=== LISTED ENTRIES ===
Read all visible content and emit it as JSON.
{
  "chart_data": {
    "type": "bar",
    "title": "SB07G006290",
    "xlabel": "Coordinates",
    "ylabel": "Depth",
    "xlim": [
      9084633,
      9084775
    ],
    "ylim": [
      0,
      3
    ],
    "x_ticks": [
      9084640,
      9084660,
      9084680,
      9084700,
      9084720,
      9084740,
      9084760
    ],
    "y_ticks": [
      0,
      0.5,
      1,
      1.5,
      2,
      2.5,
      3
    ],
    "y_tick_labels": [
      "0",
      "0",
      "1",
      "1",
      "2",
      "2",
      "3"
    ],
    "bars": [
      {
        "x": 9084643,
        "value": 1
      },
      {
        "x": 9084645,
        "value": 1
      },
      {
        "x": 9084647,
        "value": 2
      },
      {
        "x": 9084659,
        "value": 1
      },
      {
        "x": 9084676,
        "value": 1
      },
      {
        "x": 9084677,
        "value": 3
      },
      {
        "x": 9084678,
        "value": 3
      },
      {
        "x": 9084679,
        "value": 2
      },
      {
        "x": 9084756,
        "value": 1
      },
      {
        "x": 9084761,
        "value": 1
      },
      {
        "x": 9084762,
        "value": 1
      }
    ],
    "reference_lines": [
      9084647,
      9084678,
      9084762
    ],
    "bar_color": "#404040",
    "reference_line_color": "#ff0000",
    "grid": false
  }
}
===
▶ **CHALLENGE**: All the data must be duplicated exactly, with nothing added or removed.

▶ **SOLUTION**:
Read all visible content and emit it as JSON.
{
  "chart_data": {
    "type": "bar",
    "title": "SB07G006290",
    "xlabel": "Coordinates",
    "ylabel": "Depth",
    "xlim": [
      9084633,
      9084775
    ],
    "ylim": [
      0,
      3
    ],
    "x_ticks": [
      9084640,
      9084660,
      9084680,
      9084700,
      9084720,
      9084740,
      9084760
    ],
    "y_ticks": [
      0,
      0.5,
      1,
      1.5,
      2,
      2.5,
      3
    ],
    "y_tick_labels": [
      "0",
      "0",
      "1",
      "1",
      "2",
      "2",
      "3"
    ],
    "bars": [
      {
        "x": 9084643,
        "value": 1
      },
      {
        "x": 9084645,
        "value": 1
      },
      {
        "x": 9084647,
        "value": 2
      },
      {
        "x": 9084659,
        "value": 1
      },
      {
        "x": 9084676,
        "value": 1
      },
      {
        "x": 9084677,
        "value": 3
      },
      {
        "x": 9084678,
        "value": 3
      },
      {
        "x": 9084679,
        "value": 2
      },
      {
        "x": 9084756,
        "value": 1
      },
      {
        "x": 9084761,
        "value": 1
      },
      {
        "x": 9084762,
        "value": 1
      }
    ],
    "reference_lines": [
      9084647,
      9084678,
      9084762
    ],
    "bar_color": "#404040",
    "reference_line_color": "#ff0000",
    "grid": false
  }
}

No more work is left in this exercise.